→ **Exercise aim**: Check each line of the records below and collect those that include the word "screenshot".

Entries from a visual dataset
---*---

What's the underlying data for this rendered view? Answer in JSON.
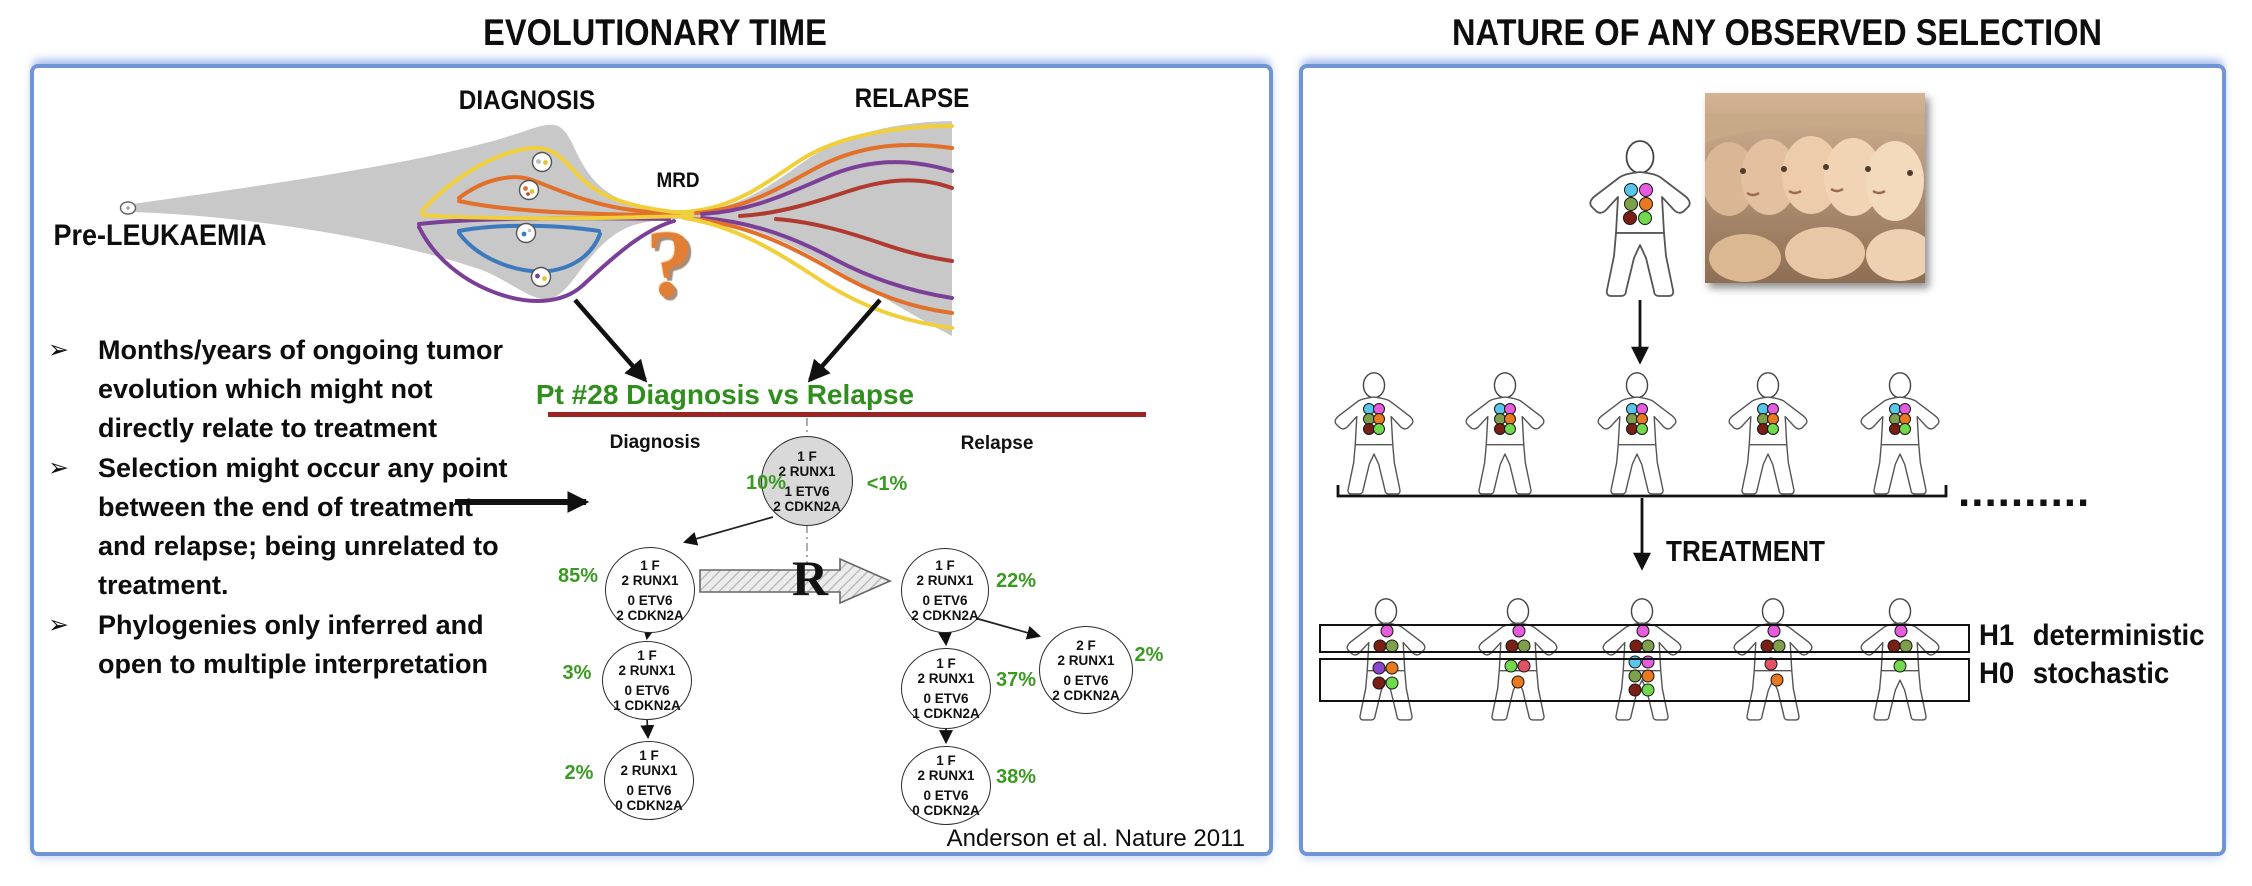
{
  "left_panel": {
    "title": "EVOLUTIONARY TIME",
    "fishplot": {
      "pre_leukaemia_label": "Pre-LEUKAEMIA",
      "diagnosis_label": "DIAGNOSIS",
      "mrd_label": "MRD",
      "relapse_label": "RELAPSE",
      "question_mark": "?",
      "colors": {
        "body_gray": "#c8c8c8",
        "yellow": "#f0cf3a",
        "orange": "#e2702a",
        "purple": "#7c3f98",
        "blue": "#3d7abd",
        "red": "#b03a30"
      }
    },
    "bullet_char": "➢",
    "bullets": [
      "Months/years of ongoing tumor evolution which might not directly relate to treatment",
      "Selection might occur any point between the end of treatment and relapse; being unrelated to treatment.",
      "Phylogenies only inferred and open to multiple interpretation"
    ],
    "tree": {
      "title": "Pt #28 Diagnosis vs Relapse",
      "title_color": "#2e8f1c",
      "divider_color": "#9b2423",
      "percent_color": "#3a9a22",
      "diagnosis_label": "Diagnosis",
      "relapse_label": "Relapse",
      "r_label": "R",
      "nodes": [
        {
          "lines": [
            "1 F",
            "2 RUNX1",
            "1 ETV6",
            "2 CDKN2A"
          ],
          "pct": "10%",
          "pct2": "<1%"
        },
        {
          "lines": [
            "1 F",
            "2 RUNX1",
            "0 ETV6",
            "2 CDKN2A"
          ],
          "pct": "85%"
        },
        {
          "lines": [
            "1 F",
            "2 RUNX1",
            "0 ETV6",
            "1 CDKN2A"
          ],
          "pct": "3%"
        },
        {
          "lines": [
            "1 F",
            "2 RUNX1",
            "0 ETV6",
            "0 CDKN2A"
          ],
          "pct": "2%"
        },
        {
          "lines": [
            "1 F",
            "2 RUNX1",
            "0 ETV6",
            "2 CDKN2A"
          ],
          "pct": "22%"
        },
        {
          "lines": [
            "1 F",
            "2 RUNX1",
            "0 ETV6",
            "1 CDKN2A"
          ],
          "pct": "37%"
        },
        {
          "lines": [
            "1 F",
            "2 RUNX1",
            "0 ETV6",
            "0 CDKN2A"
          ],
          "pct": "38%"
        },
        {
          "lines": [
            "2 F",
            "2 RUNX1",
            "0 ETV6",
            "2 CDKN2A"
          ],
          "pct": "2%"
        }
      ],
      "citation": "Anderson et al. Nature 2011"
    }
  },
  "right_panel": {
    "title": "NATURE OF ANY OBSERVED SELECTION",
    "treatment_label": "TREATMENT",
    "ellipsis": "..........",
    "hypotheses": [
      {
        "code": "H1",
        "label": "deterministic"
      },
      {
        "code": "H0",
        "label": "stochastic"
      }
    ],
    "palette": {
      "cyan": "#58c5ea",
      "magenta": "#e55cdf",
      "olive": "#7fa04b",
      "orange": "#e8791f",
      "maroon": "#7a1f15",
      "green": "#72d94e",
      "purple": "#8a46c9",
      "red": "#e25263"
    },
    "dot_patterns": {
      "founder": {
        "size": 14,
        "dots": [
          [
            "cyan",
            46,
            50
          ],
          [
            "magenta",
            61,
            50
          ],
          [
            "olive",
            46,
            64
          ],
          [
            "orange",
            61,
            64
          ],
          [
            "maroon",
            45,
            78
          ],
          [
            "green",
            60,
            78
          ]
        ]
      },
      "row": {
        "size": 12,
        "dots": [
          [
            "cyan",
            38,
            37
          ],
          [
            "magenta",
            48,
            37
          ],
          [
            "olive",
            38,
            47
          ],
          [
            "orange",
            48,
            47
          ],
          [
            "maroon",
            38,
            57
          ],
          [
            "green",
            48,
            57
          ]
        ]
      },
      "h1": {
        "size": 13,
        "dots": [
          [
            "magenta",
            44,
            33
          ],
          [
            "maroon",
            37,
            48
          ],
          [
            "olive",
            49,
            48
          ]
        ]
      },
      "h0": [
        {
          "size": 13,
          "dots": [
            [
              "purple",
              36,
              70
            ],
            [
              "orange",
              49,
              70
            ],
            [
              "maroon",
              36,
              85
            ],
            [
              "green",
              49,
              85
            ]
          ]
        },
        {
          "size": 13,
          "dots": [
            [
              "green",
              36,
              68
            ],
            [
              "red",
              49,
              68
            ],
            [
              "orange",
              43,
              84
            ]
          ]
        },
        {
          "size": 13,
          "dots": [
            [
              "cyan",
              36,
              64
            ],
            [
              "magenta",
              49,
              64
            ],
            [
              "olive",
              36,
              78
            ],
            [
              "orange",
              49,
              78
            ],
            [
              "maroon",
              36,
              92
            ],
            [
              "green",
              49,
              92
            ]
          ]
        },
        {
          "size": 13,
          "dots": [
            [
              "red",
              41,
              66
            ],
            [
              "orange",
              47,
              82
            ]
          ]
        },
        {
          "size": 13,
          "dots": [
            [
              "green",
              43,
              68
            ]
          ]
        }
      ]
    }
  }
}
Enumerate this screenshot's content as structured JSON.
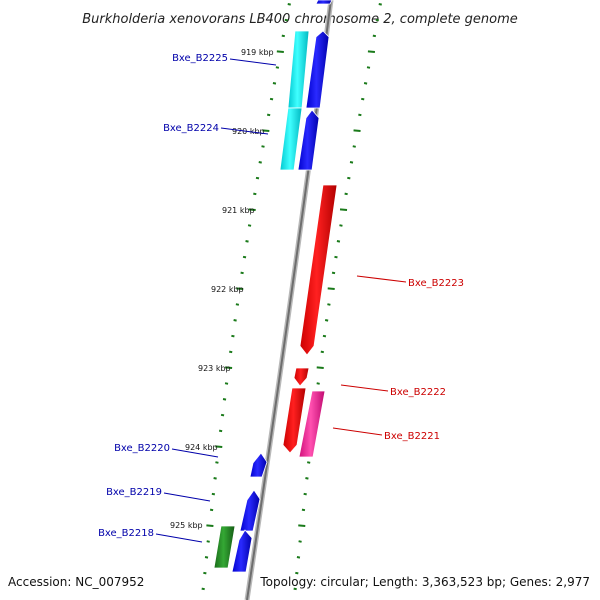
{
  "title": "Burkholderia xenovorans LB400 chromosome 2, complete genome",
  "footer": {
    "accession": "Accession: NC_007952",
    "stats": "Topology: circular; Length: 3,363,523 bp; Genes: 2,977"
  },
  "scale_labels": [
    "919 kbp",
    "920 kbp",
    "921 kbp",
    "922 kbp",
    "923 kbp",
    "924 kbp",
    "925 kbp"
  ],
  "colors": {
    "forward_gene": "#0000ee",
    "reverse_gene": "#ee0000",
    "cyan_feature": "#00e5ee",
    "magenta_feature": "#ee1493",
    "green_feature": "#228b22",
    "tick": "#1a7a1a",
    "backbone": "#888888",
    "forward_label": "#0000aa",
    "reverse_label": "#cc0000"
  },
  "genes": [
    {
      "name": "Bxe_B2225",
      "strand": "forward"
    },
    {
      "name": "Bxe_B2224",
      "strand": "forward"
    },
    {
      "name": "Bxe_B2223",
      "strand": "reverse"
    },
    {
      "name": "Bxe_B2222",
      "strand": "reverse"
    },
    {
      "name": "Bxe_B2221",
      "strand": "reverse"
    },
    {
      "name": "Bxe_B2220",
      "strand": "forward"
    },
    {
      "name": "Bxe_B2219",
      "strand": "forward"
    },
    {
      "name": "Bxe_B2218",
      "strand": "forward"
    }
  ]
}
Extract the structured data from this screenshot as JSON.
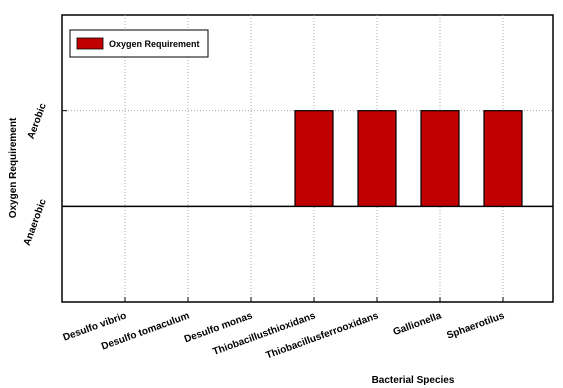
{
  "chart_data": {
    "type": "bar",
    "title": "",
    "xlabel": "Bacterial Species",
    "ylabel": "Oxygen Requirement",
    "categories": [
      "Desulfo vibrio",
      "Desulfo tomaculum",
      "Desulfo monas",
      "Thiobacillusthioxidans",
      "Thiobacillusferrooxidans",
      "Gallionella",
      "Sphaerotilus"
    ],
    "series": [
      {
        "name": "Oxygen Requirement",
        "values": [
          0,
          0,
          0,
          1,
          1,
          1,
          1
        ]
      }
    ],
    "yticks": [
      {
        "value": 0,
        "label": "Anaerobic"
      },
      {
        "value": 1,
        "label": "Aerobic"
      }
    ],
    "ylim": [
      -1,
      2
    ],
    "grid": true,
    "legend_position": "top-left",
    "bar_color": "#c00000"
  }
}
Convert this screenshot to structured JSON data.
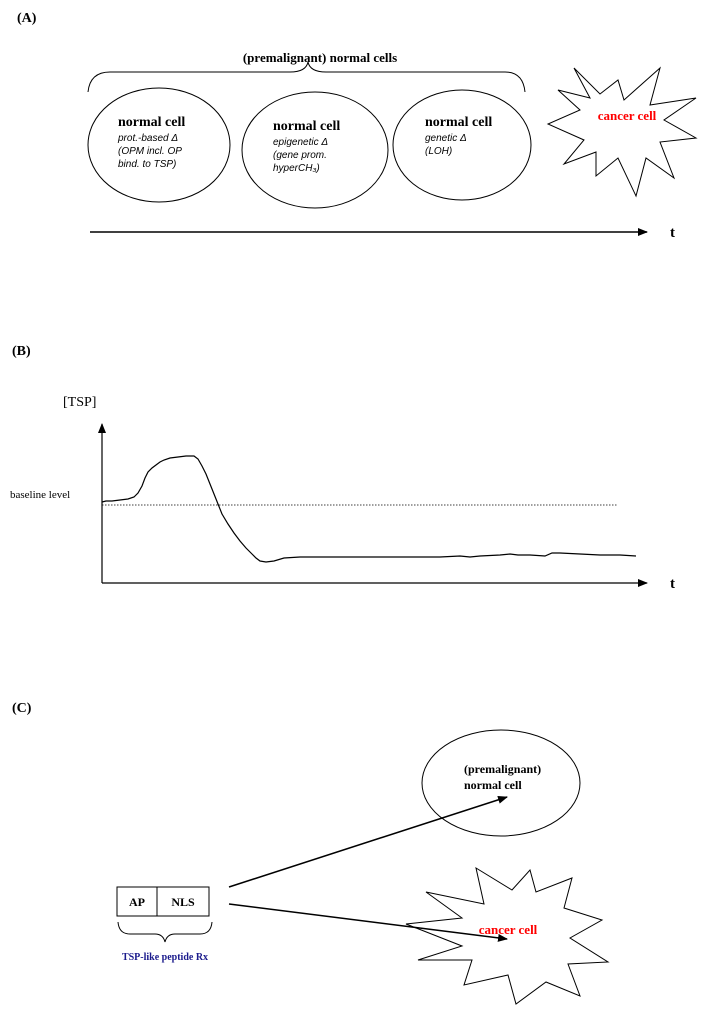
{
  "panel_a": {
    "label": "(A)",
    "brace_label": "(premalignant) normal cells",
    "cells": [
      {
        "title": "normal cell",
        "lines": [
          "prot.-based Δ",
          "(OPM incl. OP",
          "bind. to TSP)"
        ]
      },
      {
        "title": "normal cell",
        "lines": [
          "epigenetic  Δ",
          "(gene prom.",
          "hyperCH₃)"
        ]
      },
      {
        "title": "normal cell",
        "lines": [
          "genetic Δ",
          "(LOH)"
        ]
      }
    ],
    "cancer_label": "cancer cell",
    "axis_label": "t"
  },
  "panel_b": {
    "label": "(B)",
    "y_axis_label": "[TSP]",
    "baseline_label": "baseline level",
    "x_axis_label": "t"
  },
  "panel_c": {
    "label": "(C)",
    "box_left": "AP",
    "box_right": "NLS",
    "brace_label": "TSP-like peptide Rx",
    "target_normal_line1": "(premalignant)",
    "target_normal_line2": "normal cell",
    "target_cancer": "cancer cell"
  },
  "colors": {
    "cancer_text": "#ff0000",
    "peptide_text": "#1a1a8c",
    "line": "#000000"
  }
}
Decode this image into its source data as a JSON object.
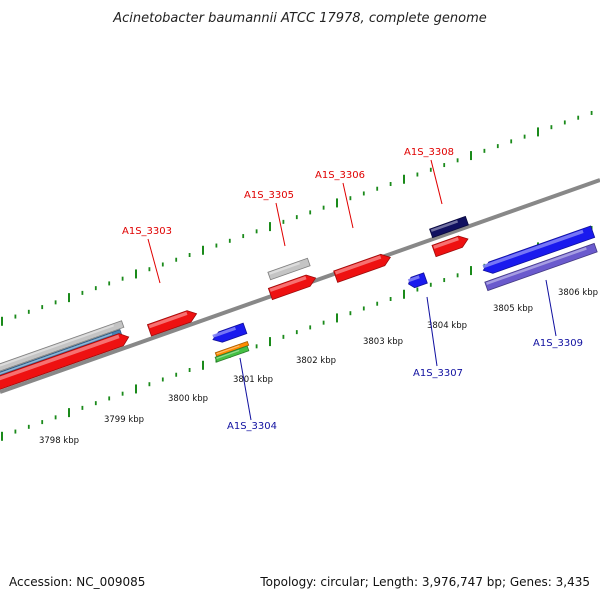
{
  "title": "Acinetobacter baumannii ATCC 17978, complete genome",
  "footer": {
    "accession": "Accession: NC_009085",
    "summary": "Topology: circular; Length: 3,976,747 bp; Genes: 3,435"
  },
  "scale_labels": [
    "3798 kbp",
    "3799 kbp",
    "3800 kbp",
    "3801 kbp",
    "3802 kbp",
    "3803 kbp",
    "3804 kbp",
    "3805 kbp",
    "3806 kbp"
  ],
  "gene_labels": [
    {
      "name": "A1S_3303",
      "color": "#e00000"
    },
    {
      "name": "A1S_3304",
      "color": "#1010a0"
    },
    {
      "name": "A1S_3305",
      "color": "#e00000"
    },
    {
      "name": "A1S_3306",
      "color": "#e00000"
    },
    {
      "name": "A1S_3307",
      "color": "#1010a0"
    },
    {
      "name": "A1S_3308",
      "color": "#e00000"
    },
    {
      "name": "A1S_3309",
      "color": "#1010a0"
    }
  ],
  "colors": {
    "forward_gene": "#ee1111",
    "reverse_gene": "#1a1aee",
    "backbone": "#888888",
    "ticks": "#1a8a1a",
    "navy": "#101060",
    "lavender": "#6a5acd",
    "orange": "#ff8c00",
    "green": "#44c044",
    "steel_blue": "#4682b4",
    "light_gray": "#c4c4c4"
  }
}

---*---

→ **Task response**:
Enumerate this screenshot's content as structured JSON.
Extract the structured data from this screenshot as JSON.
Convert this screenshot to structured JSON data.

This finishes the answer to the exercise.